Go over the lines below, and when one contains the word "inflammatory", copy it.

▶ [Records of document pages]:
+ + + + + + +

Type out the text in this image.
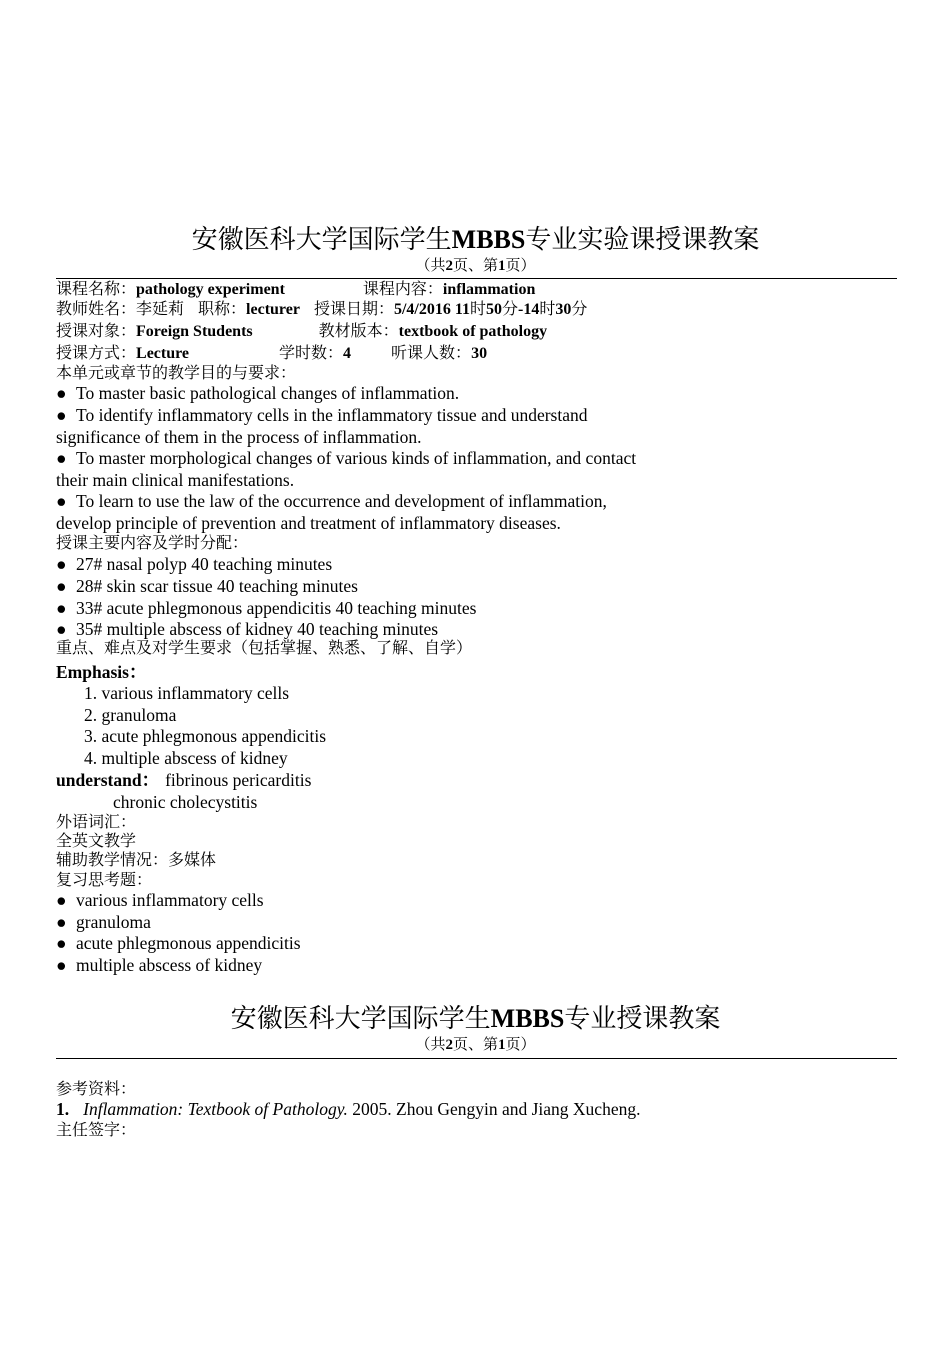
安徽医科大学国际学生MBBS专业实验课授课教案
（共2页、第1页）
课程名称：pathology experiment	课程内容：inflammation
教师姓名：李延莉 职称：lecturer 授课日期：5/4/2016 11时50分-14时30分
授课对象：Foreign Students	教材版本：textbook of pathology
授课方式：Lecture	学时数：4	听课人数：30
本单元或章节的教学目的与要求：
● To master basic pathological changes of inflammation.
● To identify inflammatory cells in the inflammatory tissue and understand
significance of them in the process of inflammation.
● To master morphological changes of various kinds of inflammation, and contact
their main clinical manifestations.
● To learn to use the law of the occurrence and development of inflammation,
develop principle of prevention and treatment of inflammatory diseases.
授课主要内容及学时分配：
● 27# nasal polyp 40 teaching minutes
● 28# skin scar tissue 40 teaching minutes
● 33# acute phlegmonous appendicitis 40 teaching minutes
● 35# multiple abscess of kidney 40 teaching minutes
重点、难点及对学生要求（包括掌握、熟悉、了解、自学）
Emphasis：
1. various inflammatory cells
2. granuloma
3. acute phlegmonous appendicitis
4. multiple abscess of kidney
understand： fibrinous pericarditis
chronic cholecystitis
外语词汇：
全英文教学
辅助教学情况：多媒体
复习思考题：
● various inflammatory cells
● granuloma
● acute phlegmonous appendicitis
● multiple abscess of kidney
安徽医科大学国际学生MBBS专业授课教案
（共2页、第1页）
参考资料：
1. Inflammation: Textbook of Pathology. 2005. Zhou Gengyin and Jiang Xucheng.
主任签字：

+ + + + + + +

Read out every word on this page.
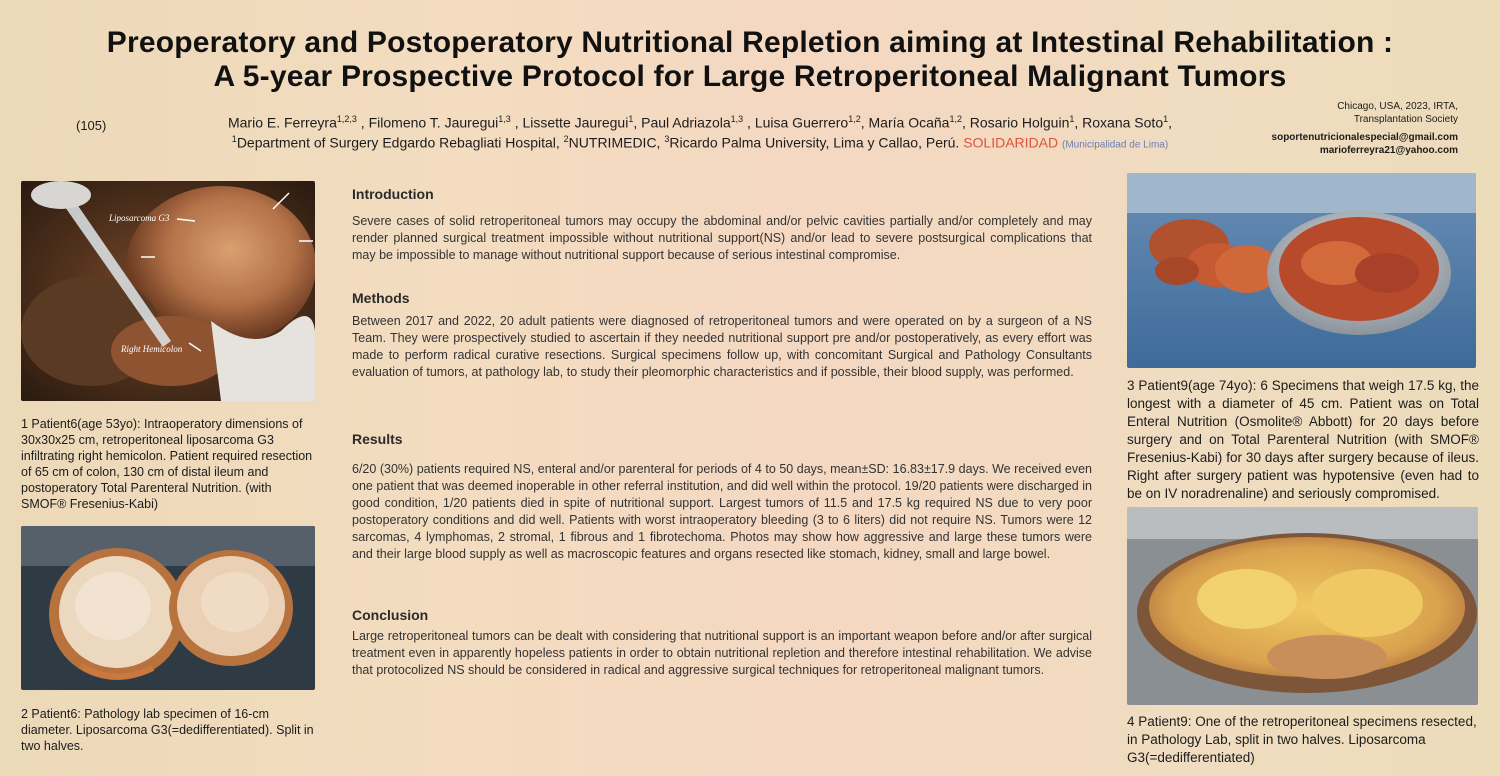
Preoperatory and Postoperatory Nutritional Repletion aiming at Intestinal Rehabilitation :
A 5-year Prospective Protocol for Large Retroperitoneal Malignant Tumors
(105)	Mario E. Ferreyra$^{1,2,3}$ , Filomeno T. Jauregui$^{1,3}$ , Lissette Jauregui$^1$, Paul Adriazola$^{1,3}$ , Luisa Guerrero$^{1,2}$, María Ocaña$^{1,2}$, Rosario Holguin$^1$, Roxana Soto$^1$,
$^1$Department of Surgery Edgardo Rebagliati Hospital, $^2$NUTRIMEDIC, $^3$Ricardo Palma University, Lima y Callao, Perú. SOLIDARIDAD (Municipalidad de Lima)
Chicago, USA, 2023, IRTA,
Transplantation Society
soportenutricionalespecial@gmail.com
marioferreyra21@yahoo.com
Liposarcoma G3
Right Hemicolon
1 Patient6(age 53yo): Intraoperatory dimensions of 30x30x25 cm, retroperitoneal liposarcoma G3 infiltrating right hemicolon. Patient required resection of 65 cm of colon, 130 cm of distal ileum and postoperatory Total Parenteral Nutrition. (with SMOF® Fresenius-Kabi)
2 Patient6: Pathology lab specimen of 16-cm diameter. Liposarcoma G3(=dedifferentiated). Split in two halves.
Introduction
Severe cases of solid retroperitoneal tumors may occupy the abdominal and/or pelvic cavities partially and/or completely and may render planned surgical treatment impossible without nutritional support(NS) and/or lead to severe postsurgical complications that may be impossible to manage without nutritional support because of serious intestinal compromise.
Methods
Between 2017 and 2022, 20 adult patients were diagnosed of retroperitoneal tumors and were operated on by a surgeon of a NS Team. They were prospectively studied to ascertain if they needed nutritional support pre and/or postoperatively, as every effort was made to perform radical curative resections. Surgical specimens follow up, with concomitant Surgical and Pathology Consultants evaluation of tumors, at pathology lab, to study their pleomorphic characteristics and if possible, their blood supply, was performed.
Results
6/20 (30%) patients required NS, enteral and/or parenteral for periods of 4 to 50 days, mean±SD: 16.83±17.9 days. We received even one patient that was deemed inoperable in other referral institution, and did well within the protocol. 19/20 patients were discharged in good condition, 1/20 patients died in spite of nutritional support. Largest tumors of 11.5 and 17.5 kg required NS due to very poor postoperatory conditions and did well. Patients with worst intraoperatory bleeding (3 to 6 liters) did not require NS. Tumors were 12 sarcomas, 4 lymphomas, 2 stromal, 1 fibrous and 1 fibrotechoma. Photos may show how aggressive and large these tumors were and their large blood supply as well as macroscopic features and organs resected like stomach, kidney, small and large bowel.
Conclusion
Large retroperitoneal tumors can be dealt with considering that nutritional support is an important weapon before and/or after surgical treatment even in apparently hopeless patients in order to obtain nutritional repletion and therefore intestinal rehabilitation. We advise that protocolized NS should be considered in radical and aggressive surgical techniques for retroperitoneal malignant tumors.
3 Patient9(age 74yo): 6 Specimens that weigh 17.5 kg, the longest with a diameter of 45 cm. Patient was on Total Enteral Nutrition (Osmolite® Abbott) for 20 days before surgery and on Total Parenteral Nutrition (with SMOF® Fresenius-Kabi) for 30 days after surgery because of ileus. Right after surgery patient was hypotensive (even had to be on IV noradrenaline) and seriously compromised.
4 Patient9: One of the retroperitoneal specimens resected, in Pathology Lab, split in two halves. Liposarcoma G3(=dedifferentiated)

+ + + + + + +

▶ [REPLY TO THE EXERCISE]:
● To identify inflammatory cells in the inflammatory tissue and understand
develop principle of prevention and treatment of inflammatory diseases.
1. various inflammatory cells
● various inflammatory cells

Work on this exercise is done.